■ Records about charts and figures ■
━━━━━━━━

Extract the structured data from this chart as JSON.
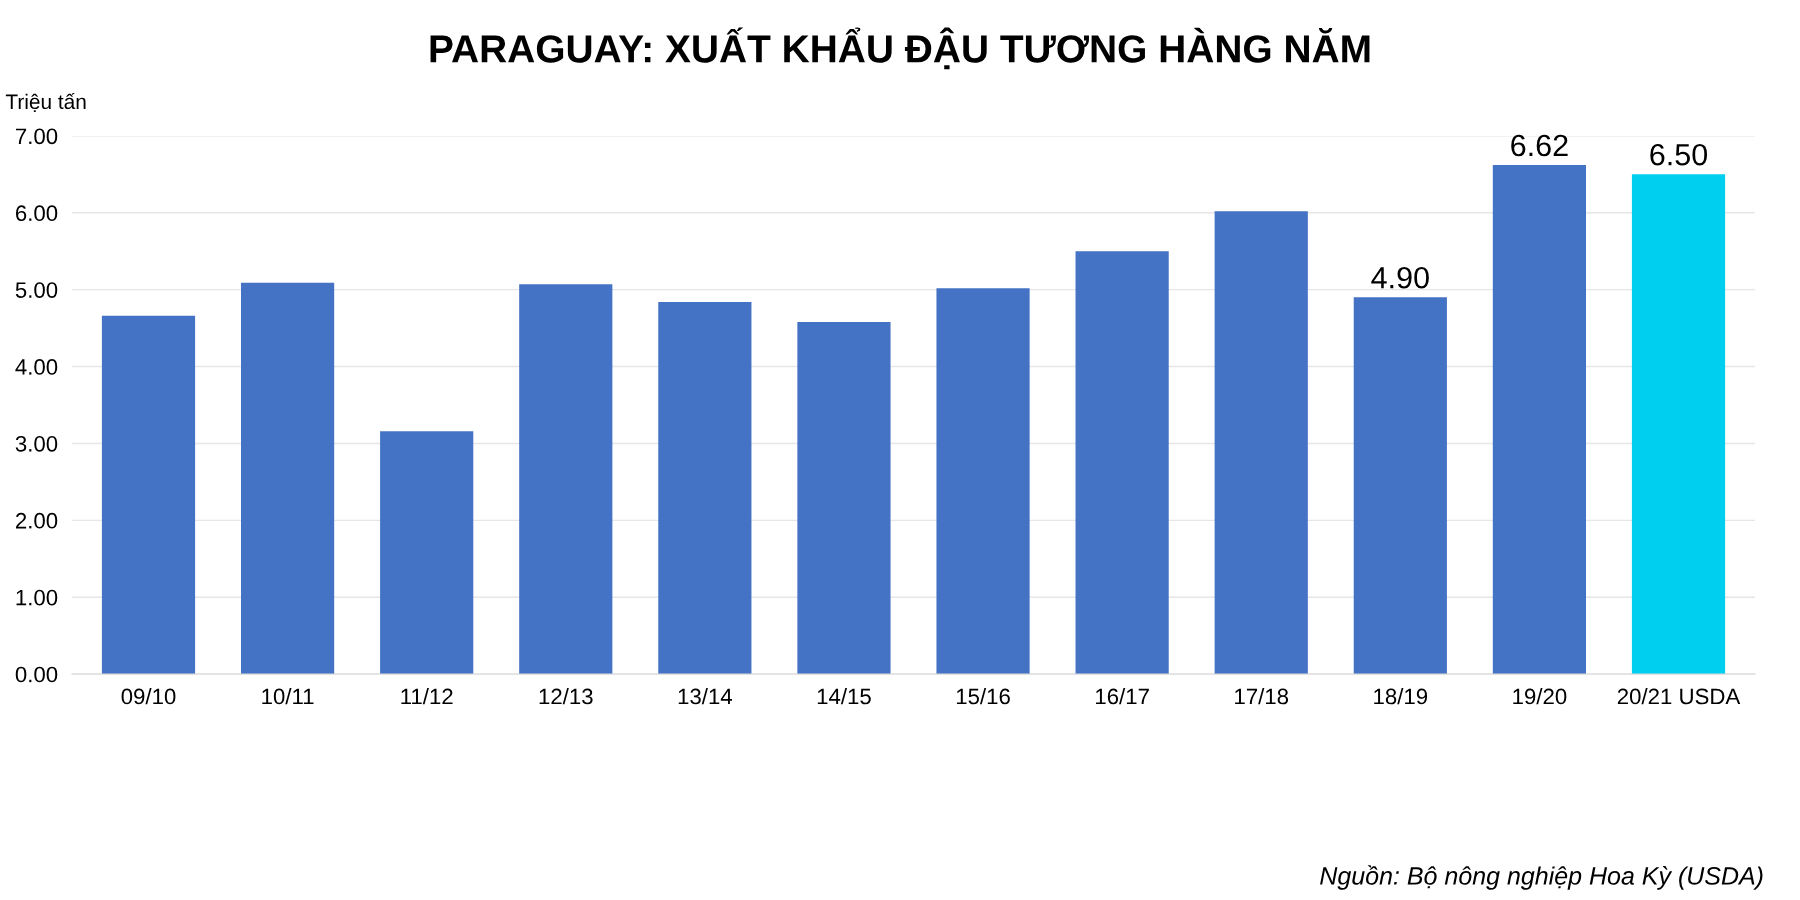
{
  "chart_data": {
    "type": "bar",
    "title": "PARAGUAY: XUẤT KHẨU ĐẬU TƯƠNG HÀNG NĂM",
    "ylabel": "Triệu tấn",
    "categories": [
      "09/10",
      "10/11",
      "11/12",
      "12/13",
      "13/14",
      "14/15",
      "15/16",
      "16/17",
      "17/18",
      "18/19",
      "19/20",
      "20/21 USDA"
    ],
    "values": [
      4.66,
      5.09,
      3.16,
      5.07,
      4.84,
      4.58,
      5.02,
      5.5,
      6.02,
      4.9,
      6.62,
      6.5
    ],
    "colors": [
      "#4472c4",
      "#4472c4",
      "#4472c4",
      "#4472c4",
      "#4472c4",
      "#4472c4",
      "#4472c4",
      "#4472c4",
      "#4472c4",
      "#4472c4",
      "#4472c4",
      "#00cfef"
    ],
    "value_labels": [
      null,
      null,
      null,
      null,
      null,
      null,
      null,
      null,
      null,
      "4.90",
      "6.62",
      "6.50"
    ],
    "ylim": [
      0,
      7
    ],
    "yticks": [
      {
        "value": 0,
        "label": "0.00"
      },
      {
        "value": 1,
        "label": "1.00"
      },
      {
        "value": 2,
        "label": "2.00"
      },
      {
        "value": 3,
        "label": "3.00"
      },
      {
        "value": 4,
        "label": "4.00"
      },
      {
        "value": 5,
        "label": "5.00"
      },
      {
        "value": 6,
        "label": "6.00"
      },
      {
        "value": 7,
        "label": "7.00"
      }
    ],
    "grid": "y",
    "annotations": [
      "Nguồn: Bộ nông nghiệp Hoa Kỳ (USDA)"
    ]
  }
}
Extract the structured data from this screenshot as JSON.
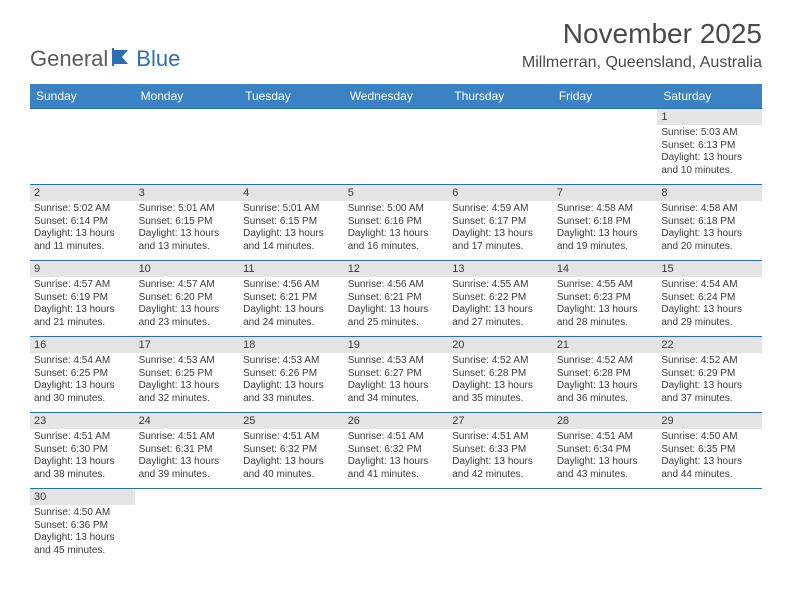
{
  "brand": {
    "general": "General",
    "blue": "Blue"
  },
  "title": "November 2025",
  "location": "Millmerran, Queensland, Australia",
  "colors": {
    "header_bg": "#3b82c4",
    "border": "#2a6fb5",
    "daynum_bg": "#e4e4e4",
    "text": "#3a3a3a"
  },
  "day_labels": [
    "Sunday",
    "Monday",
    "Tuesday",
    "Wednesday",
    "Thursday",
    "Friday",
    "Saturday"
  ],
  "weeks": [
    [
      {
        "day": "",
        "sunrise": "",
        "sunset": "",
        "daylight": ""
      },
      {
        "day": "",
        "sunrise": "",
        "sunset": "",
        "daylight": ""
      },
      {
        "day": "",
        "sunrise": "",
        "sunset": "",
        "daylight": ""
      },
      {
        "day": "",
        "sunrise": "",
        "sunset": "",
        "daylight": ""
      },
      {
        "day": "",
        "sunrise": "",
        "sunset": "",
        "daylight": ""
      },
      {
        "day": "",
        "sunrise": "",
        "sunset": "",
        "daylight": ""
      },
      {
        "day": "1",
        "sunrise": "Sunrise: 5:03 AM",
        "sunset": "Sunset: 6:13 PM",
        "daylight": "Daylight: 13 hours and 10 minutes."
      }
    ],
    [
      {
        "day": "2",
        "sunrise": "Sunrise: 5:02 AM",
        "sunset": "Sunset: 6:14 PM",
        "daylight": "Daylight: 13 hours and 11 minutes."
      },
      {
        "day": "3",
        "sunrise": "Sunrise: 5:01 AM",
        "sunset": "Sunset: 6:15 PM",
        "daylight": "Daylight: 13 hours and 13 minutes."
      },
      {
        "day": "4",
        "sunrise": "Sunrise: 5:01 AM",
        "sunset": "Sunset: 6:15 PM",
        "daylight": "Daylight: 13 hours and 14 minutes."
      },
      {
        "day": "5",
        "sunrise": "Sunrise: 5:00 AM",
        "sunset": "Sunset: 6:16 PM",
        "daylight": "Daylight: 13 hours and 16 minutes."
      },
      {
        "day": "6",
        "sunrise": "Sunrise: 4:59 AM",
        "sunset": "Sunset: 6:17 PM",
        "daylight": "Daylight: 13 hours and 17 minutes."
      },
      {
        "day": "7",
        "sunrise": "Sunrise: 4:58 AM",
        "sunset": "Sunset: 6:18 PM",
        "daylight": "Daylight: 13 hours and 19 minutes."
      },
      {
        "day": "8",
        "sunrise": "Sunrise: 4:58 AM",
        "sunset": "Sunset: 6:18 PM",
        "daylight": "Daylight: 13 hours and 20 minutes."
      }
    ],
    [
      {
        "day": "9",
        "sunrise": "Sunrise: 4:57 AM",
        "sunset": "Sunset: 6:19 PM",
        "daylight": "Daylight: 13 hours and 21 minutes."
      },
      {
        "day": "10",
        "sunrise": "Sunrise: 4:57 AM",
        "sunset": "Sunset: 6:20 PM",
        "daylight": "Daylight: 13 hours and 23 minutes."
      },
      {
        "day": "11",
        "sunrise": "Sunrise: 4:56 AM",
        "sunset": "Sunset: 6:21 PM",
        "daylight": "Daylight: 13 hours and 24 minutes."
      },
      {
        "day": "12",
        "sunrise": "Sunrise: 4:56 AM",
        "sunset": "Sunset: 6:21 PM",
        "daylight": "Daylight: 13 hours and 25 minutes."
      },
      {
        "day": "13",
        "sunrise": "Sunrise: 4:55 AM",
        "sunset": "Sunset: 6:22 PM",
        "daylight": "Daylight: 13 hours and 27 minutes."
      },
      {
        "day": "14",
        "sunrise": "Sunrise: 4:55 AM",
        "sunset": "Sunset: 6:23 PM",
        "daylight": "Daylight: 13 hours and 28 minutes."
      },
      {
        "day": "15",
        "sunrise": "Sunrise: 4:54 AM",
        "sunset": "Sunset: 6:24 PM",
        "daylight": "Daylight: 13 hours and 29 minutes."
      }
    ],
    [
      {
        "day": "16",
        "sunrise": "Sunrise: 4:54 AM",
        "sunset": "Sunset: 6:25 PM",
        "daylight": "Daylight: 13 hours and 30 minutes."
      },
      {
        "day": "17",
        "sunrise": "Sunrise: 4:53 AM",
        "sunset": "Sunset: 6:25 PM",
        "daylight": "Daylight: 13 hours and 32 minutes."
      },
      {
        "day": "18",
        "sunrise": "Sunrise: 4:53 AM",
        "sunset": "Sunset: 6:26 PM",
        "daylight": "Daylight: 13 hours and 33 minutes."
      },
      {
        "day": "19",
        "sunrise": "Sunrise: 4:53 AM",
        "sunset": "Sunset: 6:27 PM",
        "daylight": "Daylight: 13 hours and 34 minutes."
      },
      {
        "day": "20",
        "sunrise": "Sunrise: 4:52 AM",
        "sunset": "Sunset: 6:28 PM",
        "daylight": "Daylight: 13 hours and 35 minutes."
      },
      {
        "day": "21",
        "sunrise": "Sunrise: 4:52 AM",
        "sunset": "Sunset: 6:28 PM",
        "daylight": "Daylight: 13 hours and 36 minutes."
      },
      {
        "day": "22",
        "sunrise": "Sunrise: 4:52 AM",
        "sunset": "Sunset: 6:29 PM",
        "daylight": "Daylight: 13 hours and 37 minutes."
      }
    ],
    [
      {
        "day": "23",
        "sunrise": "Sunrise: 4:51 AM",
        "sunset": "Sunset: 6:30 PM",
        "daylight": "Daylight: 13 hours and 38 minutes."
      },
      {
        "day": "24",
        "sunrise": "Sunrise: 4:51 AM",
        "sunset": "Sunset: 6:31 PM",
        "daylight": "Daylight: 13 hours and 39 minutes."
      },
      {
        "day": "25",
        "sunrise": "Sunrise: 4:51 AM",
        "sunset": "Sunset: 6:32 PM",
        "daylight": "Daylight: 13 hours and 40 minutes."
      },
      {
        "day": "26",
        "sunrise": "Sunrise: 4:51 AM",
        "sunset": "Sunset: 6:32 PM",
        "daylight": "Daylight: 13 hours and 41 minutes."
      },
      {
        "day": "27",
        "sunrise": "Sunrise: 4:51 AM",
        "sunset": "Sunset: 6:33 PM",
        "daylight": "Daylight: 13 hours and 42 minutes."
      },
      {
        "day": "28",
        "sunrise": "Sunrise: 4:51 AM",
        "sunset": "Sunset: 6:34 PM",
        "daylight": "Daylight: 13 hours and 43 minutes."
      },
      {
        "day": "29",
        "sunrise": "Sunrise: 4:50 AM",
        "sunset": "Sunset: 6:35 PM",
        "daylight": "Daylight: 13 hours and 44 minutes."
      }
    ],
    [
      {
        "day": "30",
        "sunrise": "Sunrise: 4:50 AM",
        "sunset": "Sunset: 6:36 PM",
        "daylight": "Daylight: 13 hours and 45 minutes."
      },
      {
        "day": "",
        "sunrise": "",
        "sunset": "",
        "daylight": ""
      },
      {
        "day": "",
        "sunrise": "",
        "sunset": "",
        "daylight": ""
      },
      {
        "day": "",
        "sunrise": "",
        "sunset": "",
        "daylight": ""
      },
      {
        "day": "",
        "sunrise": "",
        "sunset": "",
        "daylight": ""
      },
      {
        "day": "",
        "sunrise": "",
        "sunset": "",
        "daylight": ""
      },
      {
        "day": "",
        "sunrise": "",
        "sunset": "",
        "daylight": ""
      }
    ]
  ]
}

━━━━━━━━

■ EXERCISE AIM ■
Scan the material above. Return every line containing the string "Extract".

■ RESPONSE TO THE EXERCISE ■
Extract the structured data from this chart as JSON.
Extract the structured data from this screenshot as JSON.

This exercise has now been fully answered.